* **Requirements**
Output every record word for word.

* **Supplied material**
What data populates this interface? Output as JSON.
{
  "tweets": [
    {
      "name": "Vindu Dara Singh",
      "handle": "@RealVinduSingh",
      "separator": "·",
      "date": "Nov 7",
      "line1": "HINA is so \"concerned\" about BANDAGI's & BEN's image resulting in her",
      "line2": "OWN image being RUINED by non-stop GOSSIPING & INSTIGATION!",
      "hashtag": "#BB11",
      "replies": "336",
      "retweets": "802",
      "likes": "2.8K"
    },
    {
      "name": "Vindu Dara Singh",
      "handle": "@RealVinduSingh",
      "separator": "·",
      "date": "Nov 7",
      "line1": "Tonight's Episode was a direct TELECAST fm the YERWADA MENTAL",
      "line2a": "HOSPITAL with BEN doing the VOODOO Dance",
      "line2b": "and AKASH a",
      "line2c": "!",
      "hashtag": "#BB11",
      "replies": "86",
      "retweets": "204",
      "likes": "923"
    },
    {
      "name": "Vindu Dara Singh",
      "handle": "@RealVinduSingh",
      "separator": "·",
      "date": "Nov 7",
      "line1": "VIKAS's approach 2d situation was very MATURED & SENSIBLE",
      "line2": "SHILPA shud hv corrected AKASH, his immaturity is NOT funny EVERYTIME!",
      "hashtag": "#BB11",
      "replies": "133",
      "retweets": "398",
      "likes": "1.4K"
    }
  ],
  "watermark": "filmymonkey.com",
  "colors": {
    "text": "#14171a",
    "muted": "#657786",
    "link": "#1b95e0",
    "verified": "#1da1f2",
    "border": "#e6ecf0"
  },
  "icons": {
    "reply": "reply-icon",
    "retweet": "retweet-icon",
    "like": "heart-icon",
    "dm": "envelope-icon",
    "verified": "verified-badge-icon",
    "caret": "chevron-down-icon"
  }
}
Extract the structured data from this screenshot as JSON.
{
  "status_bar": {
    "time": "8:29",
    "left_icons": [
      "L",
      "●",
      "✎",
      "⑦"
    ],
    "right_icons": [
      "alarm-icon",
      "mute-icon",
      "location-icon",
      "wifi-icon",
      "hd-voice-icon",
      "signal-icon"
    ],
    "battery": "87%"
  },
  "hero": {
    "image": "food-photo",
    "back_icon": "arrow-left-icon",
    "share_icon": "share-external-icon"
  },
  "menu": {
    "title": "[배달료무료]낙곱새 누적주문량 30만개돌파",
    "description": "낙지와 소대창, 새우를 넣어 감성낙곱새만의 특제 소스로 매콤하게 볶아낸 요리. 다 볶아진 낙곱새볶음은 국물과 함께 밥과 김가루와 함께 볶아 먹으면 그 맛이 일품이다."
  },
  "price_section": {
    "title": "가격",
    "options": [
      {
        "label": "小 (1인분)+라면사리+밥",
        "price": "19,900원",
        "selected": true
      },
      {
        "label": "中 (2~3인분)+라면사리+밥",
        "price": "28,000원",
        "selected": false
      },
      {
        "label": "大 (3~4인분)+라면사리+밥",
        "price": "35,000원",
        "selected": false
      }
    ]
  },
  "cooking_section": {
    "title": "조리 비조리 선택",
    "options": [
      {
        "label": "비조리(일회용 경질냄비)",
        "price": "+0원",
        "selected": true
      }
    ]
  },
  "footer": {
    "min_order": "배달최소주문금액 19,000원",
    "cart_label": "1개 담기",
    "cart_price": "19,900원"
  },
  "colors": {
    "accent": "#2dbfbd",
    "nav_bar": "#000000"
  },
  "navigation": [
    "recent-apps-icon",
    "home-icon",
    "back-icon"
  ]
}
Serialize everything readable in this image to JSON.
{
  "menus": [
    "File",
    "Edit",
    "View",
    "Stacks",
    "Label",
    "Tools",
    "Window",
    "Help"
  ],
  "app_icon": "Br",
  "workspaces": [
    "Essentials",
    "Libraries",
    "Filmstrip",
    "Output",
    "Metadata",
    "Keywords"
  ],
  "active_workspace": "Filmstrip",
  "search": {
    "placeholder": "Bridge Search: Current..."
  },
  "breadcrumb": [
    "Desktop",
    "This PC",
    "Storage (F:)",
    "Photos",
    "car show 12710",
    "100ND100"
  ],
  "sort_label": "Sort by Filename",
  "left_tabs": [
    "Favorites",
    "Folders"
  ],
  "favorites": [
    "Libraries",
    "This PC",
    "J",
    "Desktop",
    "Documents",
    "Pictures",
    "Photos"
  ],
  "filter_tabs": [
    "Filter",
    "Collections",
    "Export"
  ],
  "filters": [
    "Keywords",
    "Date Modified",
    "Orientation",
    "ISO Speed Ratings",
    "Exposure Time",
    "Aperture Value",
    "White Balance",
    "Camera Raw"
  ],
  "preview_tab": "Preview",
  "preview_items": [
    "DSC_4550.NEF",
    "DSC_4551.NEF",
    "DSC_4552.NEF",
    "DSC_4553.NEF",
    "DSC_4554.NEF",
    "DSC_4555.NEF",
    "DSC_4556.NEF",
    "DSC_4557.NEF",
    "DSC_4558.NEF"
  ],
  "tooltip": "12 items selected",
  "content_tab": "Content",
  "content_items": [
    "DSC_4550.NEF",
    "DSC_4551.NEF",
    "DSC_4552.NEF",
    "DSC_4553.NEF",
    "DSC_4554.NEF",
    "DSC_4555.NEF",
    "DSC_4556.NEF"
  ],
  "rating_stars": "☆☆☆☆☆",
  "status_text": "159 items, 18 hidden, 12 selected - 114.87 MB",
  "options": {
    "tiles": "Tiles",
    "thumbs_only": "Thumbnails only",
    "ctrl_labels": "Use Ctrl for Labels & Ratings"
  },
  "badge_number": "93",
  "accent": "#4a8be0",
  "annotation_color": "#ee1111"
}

* **Exercise answer**
What data populates this interface? Output as JSON.
{
  "tweets": [
    {
      "name": "Vindu Dara Singh",
      "handle": "@RealVinduSingh",
      "separator": "·",
      "date": "Nov 7",
      "line1": "HINA is so \"concerned\" about BANDAGI's & BEN's image resulting in her",
      "line2": "OWN image being RUINED by non-stop GOSSIPING & INSTIGATION!",
      "hashtag": "#BB11",
      "replies": "336",
      "retweets": "802",
      "likes": "2.8K"
    },
    {
      "name": "Vindu Dara Singh",
      "handle": "@RealVinduSingh",
      "separator": "·",
      "date": "Nov 7",
      "line1": "Tonight's Episode was a direct TELECAST fm the YERWADA MENTAL",
      "line2a": "HOSPITAL with BEN doing the VOODOO Dance",
      "line2b": "and AKASH a",
      "line2c": "!",
      "hashtag": "#BB11",
      "replies": "86",
      "retweets": "204",
      "likes": "923"
    },
    {
      "name": "Vindu Dara Singh",
      "handle": "@RealVinduSingh",
      "separator": "·",
      "date": "Nov 7",
      "line1": "VIKAS's approach 2d situation was very MATURED & SENSIBLE",
      "line2": "SHILPA shud hv corrected AKASH, his immaturity is NOT funny EVERYTIME!",
      "hashtag": "#BB11",
      "replies": "133",
      "retweets": "398",
      "likes": "1.4K"
    }
  ],
  "watermark": "filmymonkey.com",
  "colors": {
    "text": "#14171a",
    "muted": "#657786",
    "link": "#1b95e0",
    "verified": "#1da1f2",
    "border": "#e6ecf0"
  },
  "icons": {
    "reply": "reply-icon",
    "retweet": "retweet-icon",
    "like": "heart-icon",
    "dm": "envelope-icon",
    "verified": "verified-badge-icon",
    "caret": "chevron-down-icon"
  }
}
Extract the structured data from this screenshot as JSON.
{
  "status_bar": {
    "time": "8:29",
    "left_icons": [
      "L",
      "●",
      "✎",
      "⑦"
    ],
    "right_icons": [
      "alarm-icon",
      "mute-icon",
      "location-icon",
      "wifi-icon",
      "hd-voice-icon",
      "signal-icon"
    ],
    "battery": "87%"
  },
  "hero": {
    "image": "food-photo",
    "back_icon": "arrow-left-icon",
    "share_icon": "share-external-icon"
  },
  "menu": {
    "title": "[배달료무료]낙곱새 누적주문량 30만개돌파",
    "description": "낙지와 소대창, 새우를 넣어 감성낙곱새만의 특제 소스로 매콤하게 볶아낸 요리. 다 볶아진 낙곱새볶음은 국물과 함께 밥과 김가루와 함께 볶아 먹으면 그 맛이 일품이다."
  },
  "price_section": {
    "title": "가격",
    "options": [
      {
        "label": "小 (1인분)+라면사리+밥",
        "price": "19,900원",
        "selected": true
      },
      {
        "label": "中 (2~3인분)+라면사리+밥",
        "price": "28,000원",
        "selected": false
      },
      {
        "label": "大 (3~4인분)+라면사리+밥",
        "price": "35,000원",
        "selected": false
      }
    ]
  },
  "cooking_section": {
    "title": "조리 비조리 선택",
    "options": [
      {
        "label": "비조리(일회용 경질냄비)",
        "price": "+0원",
        "selected": true
      }
    ]
  },
  "footer": {
    "min_order": "배달최소주문금액 19,000원",
    "cart_label": "1개 담기",
    "cart_price": "19,900원"
  },
  "colors": {
    "accent": "#2dbfbd",
    "nav_bar": "#000000"
  },
  "navigation": [
    "recent-apps-icon",
    "home-icon",
    "back-icon"
  ]
}
Serialize everything readable in this image to JSON.
{
  "menus": [
    "File",
    "Edit",
    "View",
    "Stacks",
    "Label",
    "Tools",
    "Window",
    "Help"
  ],
  "app_icon": "Br",
  "workspaces": [
    "Essentials",
    "Libraries",
    "Filmstrip",
    "Output",
    "Metadata",
    "Keywords"
  ],
  "active_workspace": "Filmstrip",
  "search": {
    "placeholder": "Bridge Search: Current..."
  },
  "breadcrumb": [
    "Desktop",
    "This PC",
    "Storage (F:)",
    "Photos",
    "car show 12710",
    "100ND100"
  ],
  "sort_label": "Sort by Filename",
  "left_tabs": [
    "Favorites",
    "Folders"
  ],
  "favorites": [
    "Libraries",
    "This PC",
    "J",
    "Desktop",
    "Documents",
    "Pictures",
    "Photos"
  ],
  "filter_tabs": [
    "Filter",
    "Collections",
    "Export"
  ],
  "filters": [
    "Keywords",
    "Date Modified",
    "Orientation",
    "ISO Speed Ratings",
    "Exposure Time",
    "Aperture Value",
    "White Balance",
    "Camera Raw"
  ],
  "preview_tab": "Preview",
  "preview_items": [
    "DSC_4550.NEF",
    "DSC_4551.NEF",
    "DSC_4552.NEF",
    "DSC_4553.NEF",
    "DSC_4554.NEF",
    "DSC_4555.NEF",
    "DSC_4556.NEF",
    "DSC_4557.NEF",
    "DSC_4558.NEF"
  ],
  "tooltip": "12 items selected",
  "content_tab": "Content",
  "content_items": [
    "DSC_4550.NEF",
    "DSC_4551.NEF",
    "DSC_4552.NEF",
    "DSC_4553.NEF",
    "DSC_4554.NEF",
    "DSC_4555.NEF",
    "DSC_4556.NEF"
  ],
  "rating_stars": "☆☆☆☆☆",
  "status_text": "159 items, 18 hidden, 12 selected - 114.87 MB",
  "options": {
    "tiles": "Tiles",
    "thumbs_only": "Thumbnails only",
    "ctrl_labels": "Use Ctrl for Labels & Ratings"
  },
  "badge_number": "93",
  "accent": "#4a8be0",
  "annotation_color": "#ee1111"
}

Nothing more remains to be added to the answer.